§ Brief:
Find each line with the word "셰일오일" and copy it.

Raw records:

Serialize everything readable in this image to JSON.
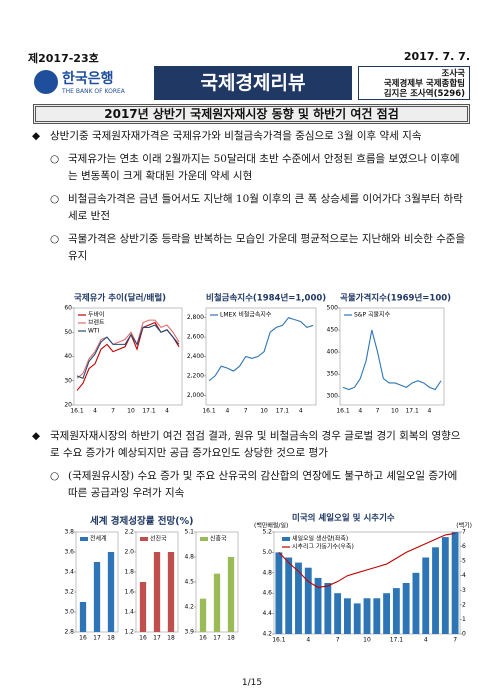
{
  "header": {
    "number": "제2017-23호",
    "date": "2017. 7. 7.",
    "bank_name": "한국은행",
    "bank_name_en": "THE BANK OF KOREA",
    "review_title": "국제경제리뷰",
    "dept": "조사국",
    "team": "국제경제부 국제종합팀",
    "author": "김지은 조사역(5296)"
  },
  "title": "2017년 상반기 국제원자재시장 동향 및 하반기 여건 점검",
  "sections": [
    {
      "summary": "상반기중 국제원자재가격은 국제유가와 비철금속가격을 중심으로 3월 이후 약세 지속",
      "points": [
        "국제유가는 연초 이래 2월까지는 50달러대 초반 수준에서 안정된 흐름을 보였으나 이후에는 변동폭이 크게 확대된 가운데 약세 시현",
        "비철금속가격은 금년 들어서도 지난해 10월 이후의 큰 폭 상승세를 이어가다 3월부터 하락세로 반전",
        "곡물가격은 상반기중 등락을 반복하는 모습인 가운데 평균적으로는 지난해와 비슷한 수준을 유지"
      ]
    },
    {
      "summary": "국제원자재시장의 하반기 여건 점검 결과, 원유 및 비철금속의 경우 글로벌 경기 회복의 영향으로 수요 증가가 예상되지만 공급 증가요인도 상당한 것으로 평가",
      "points": [
        "(국제원유시장) 수요 증가 및 주요 산유국의 감산합의 연장에도 불구하고 셰일오일 증가에 따른 공급과잉 우려가 지속"
      ]
    }
  ],
  "growth_chart_title": "세계 경제성장률 전망(%)",
  "chart_data": [
    {
      "type": "line",
      "title": "국제유가 추이(달러/배럴)",
      "categories": [
        "16.1",
        null,
        null,
        "4",
        null,
        null,
        "7",
        null,
        null,
        "10",
        null,
        null,
        "17.1",
        null,
        null,
        "4",
        null,
        null
      ],
      "series": [
        {
          "name": "두바이",
          "color": "#c00000",
          "values": [
            26,
            29,
            35,
            37,
            43,
            45,
            42,
            43,
            44,
            49,
            43,
            52,
            53,
            54,
            50,
            51,
            48,
            44
          ]
        },
        {
          "name": "브렌트",
          "color": "#e26b6b",
          "values": [
            31,
            33,
            39,
            42,
            47,
            48,
            45,
            46,
            47,
            50,
            45,
            54,
            55,
            55,
            52,
            53,
            50,
            46
          ]
        },
        {
          "name": "WTI",
          "color": "#1f4e79",
          "values": [
            32,
            31,
            38,
            41,
            46,
            48,
            45,
            45,
            45,
            49,
            45,
            52,
            52,
            53,
            50,
            51,
            48,
            45
          ]
        }
      ],
      "ylim": [
        20,
        60
      ],
      "yticks": [
        20,
        30,
        40,
        50,
        60
      ]
    },
    {
      "type": "line",
      "title": "비철금속지수(1984년=1,000)",
      "categories": [
        "16.1",
        null,
        null,
        "4",
        null,
        null,
        "7",
        null,
        null,
        "10",
        null,
        null,
        "17.1",
        null,
        null,
        "4",
        null,
        null
      ],
      "series": [
        {
          "name": "LMEX 비철금속지수",
          "color": "#2e75b6",
          "values": [
            2150,
            2200,
            2300,
            2280,
            2250,
            2300,
            2400,
            2380,
            2400,
            2450,
            2650,
            2700,
            2720,
            2800,
            2780,
            2760,
            2700,
            2720
          ]
        }
      ],
      "ylim": [
        1900,
        2900
      ],
      "yticks": [
        {
          "value": 2000,
          "label": "2,000"
        },
        {
          "value": 2200,
          "label": "2,200"
        },
        {
          "value": 2400,
          "label": "2,400"
        },
        {
          "value": 2600,
          "label": "2,600"
        },
        {
          "value": 2800,
          "label": "2,800"
        }
      ]
    },
    {
      "type": "line",
      "title": "곡물가격지수(1969년=100)",
      "categories": [
        "16.1",
        null,
        null,
        "4",
        null,
        null,
        "7",
        null,
        null,
        "10",
        null,
        null,
        "17.1",
        null,
        null,
        "4",
        null,
        null
      ],
      "series": [
        {
          "name": "S&P 곡물지수",
          "color": "#2e75b6",
          "values": [
            320,
            315,
            320,
            340,
            380,
            450,
            400,
            340,
            330,
            330,
            325,
            320,
            330,
            335,
            330,
            320,
            315,
            335
          ]
        }
      ],
      "ylim": [
        280,
        500
      ],
      "yticks": [
        300,
        350,
        400,
        450,
        500
      ]
    },
    {
      "type": "bar",
      "categories": [
        "16",
        "17",
        "18"
      ],
      "series": [
        {
          "name": "전세계",
          "color": "#2e75b6",
          "values": [
            3.1,
            3.5,
            3.6
          ]
        }
      ],
      "ylim": [
        2.8,
        3.8
      ],
      "yticks": [
        2.8,
        {
          "value": 3,
          "label": "3.0"
        },
        3.2,
        3.4,
        3.6,
        3.8
      ]
    },
    {
      "type": "bar",
      "categories": [
        "16",
        "17",
        "18"
      ],
      "series": [
        {
          "name": "선진국",
          "color": "#c0504d",
          "values": [
            1.7,
            2.0,
            2.0
          ]
        }
      ],
      "ylim": [
        1.2,
        2.2
      ],
      "yticks": [
        1.2,
        1.4,
        1.6,
        1.8,
        {
          "value": 2,
          "label": "2.0"
        },
        2.2
      ]
    },
    {
      "type": "bar",
      "categories": [
        "16",
        "17",
        "18"
      ],
      "series": [
        {
          "name": "신흥국",
          "color": "#9bbb59",
          "values": [
            4.3,
            4.6,
            4.8
          ]
        }
      ],
      "ylim": [
        3.9,
        5.1
      ],
      "yticks": [
        3.9,
        4.2,
        4.5,
        4.8,
        5.1
      ]
    },
    {
      "type": "combo",
      "title": "미국의 셰일오일 및 시추기수",
      "y_unit": "(백만배럴/일)",
      "y2_unit": "(백기)",
      "categories": [
        "16.1",
        null,
        null,
        "4",
        null,
        null,
        "7",
        null,
        null,
        "10",
        null,
        null,
        "17.1",
        null,
        null,
        "4",
        null,
        null,
        "7"
      ],
      "series": [
        {
          "name": "셰일오일 생산량(좌축)",
          "color": "#2e75b6",
          "kind": "bar",
          "values": [
            5.0,
            4.95,
            4.9,
            4.85,
            4.75,
            4.7,
            4.6,
            4.55,
            4.5,
            4.55,
            4.55,
            4.6,
            4.65,
            4.7,
            4.8,
            4.95,
            5.05,
            5.15,
            5.2
          ]
        },
        {
          "name": "시추리그 가동기수(우축)",
          "color": "#c00000",
          "kind": "line",
          "axis": "y2",
          "values": [
            5.6,
            4.9,
            4.3,
            3.6,
            3.2,
            3.3,
            3.6,
            4.0,
            4.2,
            4.4,
            4.6,
            4.8,
            5.2,
            5.6,
            5.9,
            6.2,
            6.5,
            6.8,
            6.9
          ]
        }
      ],
      "ylim": [
        4.2,
        5.2
      ],
      "yticks": [
        4.2,
        4.4,
        4.6,
        4.8,
        {
          "value": 5,
          "label": "5.0"
        },
        5.2
      ],
      "y2lim": [
        0,
        7
      ],
      "y2ticks": [
        0,
        1,
        2,
        3,
        4,
        5,
        6,
        7
      ]
    }
  ],
  "footer": "1/15"
}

§ Task answer:
        "(국제원유시장) 수요 증가 및 주요 산유국의 감산합의 연장에도 불구하고 셰일오일 증가에 따른 공급과잉 우려가 지속"
      "title": "미국의 셰일오일 및 시추기수",
          "name": "셰일오일 생산량(좌축)",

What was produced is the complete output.